Given task -> Return the records that follow, matching each one exactly.

── Information shown ──

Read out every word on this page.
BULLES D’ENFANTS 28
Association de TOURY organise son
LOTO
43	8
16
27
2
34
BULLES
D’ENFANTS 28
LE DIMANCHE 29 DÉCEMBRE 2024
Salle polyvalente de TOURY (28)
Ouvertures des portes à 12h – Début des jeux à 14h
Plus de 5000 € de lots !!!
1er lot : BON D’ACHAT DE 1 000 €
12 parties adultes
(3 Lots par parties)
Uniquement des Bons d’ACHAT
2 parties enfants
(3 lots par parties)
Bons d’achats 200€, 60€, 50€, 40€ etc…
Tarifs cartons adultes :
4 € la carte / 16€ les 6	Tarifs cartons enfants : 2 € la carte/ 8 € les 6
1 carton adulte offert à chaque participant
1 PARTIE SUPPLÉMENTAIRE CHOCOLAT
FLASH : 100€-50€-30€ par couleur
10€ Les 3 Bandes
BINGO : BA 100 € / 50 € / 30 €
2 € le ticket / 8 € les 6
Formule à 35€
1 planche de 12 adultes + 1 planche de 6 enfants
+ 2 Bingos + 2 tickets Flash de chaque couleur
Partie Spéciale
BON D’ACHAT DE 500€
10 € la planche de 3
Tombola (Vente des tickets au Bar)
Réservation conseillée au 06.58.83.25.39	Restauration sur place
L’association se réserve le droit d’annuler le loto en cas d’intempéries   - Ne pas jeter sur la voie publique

───

Answer for the task ->
Read out every word on this page.
BULLES D’ENFANTS 28
Association de TOURY organise son
LOTO
43	8
16
27
2
34
BULLES
D’ENFANTS 28
LE DIMANCHE 29 DÉCEMBRE 2024
Salle polyvalente de TOURY (28)
Ouvertures des portes à 12h – Début des jeux à 14h
Plus de 5000 € de lots !!!
1er lot : BON D’ACHAT DE 1 000 €
12 parties adultes
(3 Lots par parties)
Uniquement des Bons d’ACHAT
2 parties enfants
(3 lots par parties)
Bons d’achats 200€, 60€, 50€, 40€ etc…
Tarifs cartons adultes :
4 € la carte / 16€ les 6	Tarifs cartons enfants : 2 € la carte/ 8 € les 6
1 carton adulte offert à chaque participant
1 PARTIE SUPPLÉMENTAIRE CHOCOLAT
FLASH : 100€-50€-30€ par couleur
10€ Les 3 Bandes
BINGO : BA 100 € / 50 € / 30 €
2 € le ticket / 8 € les 6
Formule à 35€
1 planche de 12 adultes + 1 planche de 6 enfants
+ 2 Bingos + 2 tickets Flash de chaque couleur
Partie Spéciale
BON D’ACHAT DE 500€
10 € la planche de 3
Tombola (Vente des tickets au Bar)
Réservation conseillée au 06.58.83.25.39	Restauration sur place
L’association se réserve le droit d’annuler le loto en cas d’intempéries   - Ne pas jeter sur la voie publique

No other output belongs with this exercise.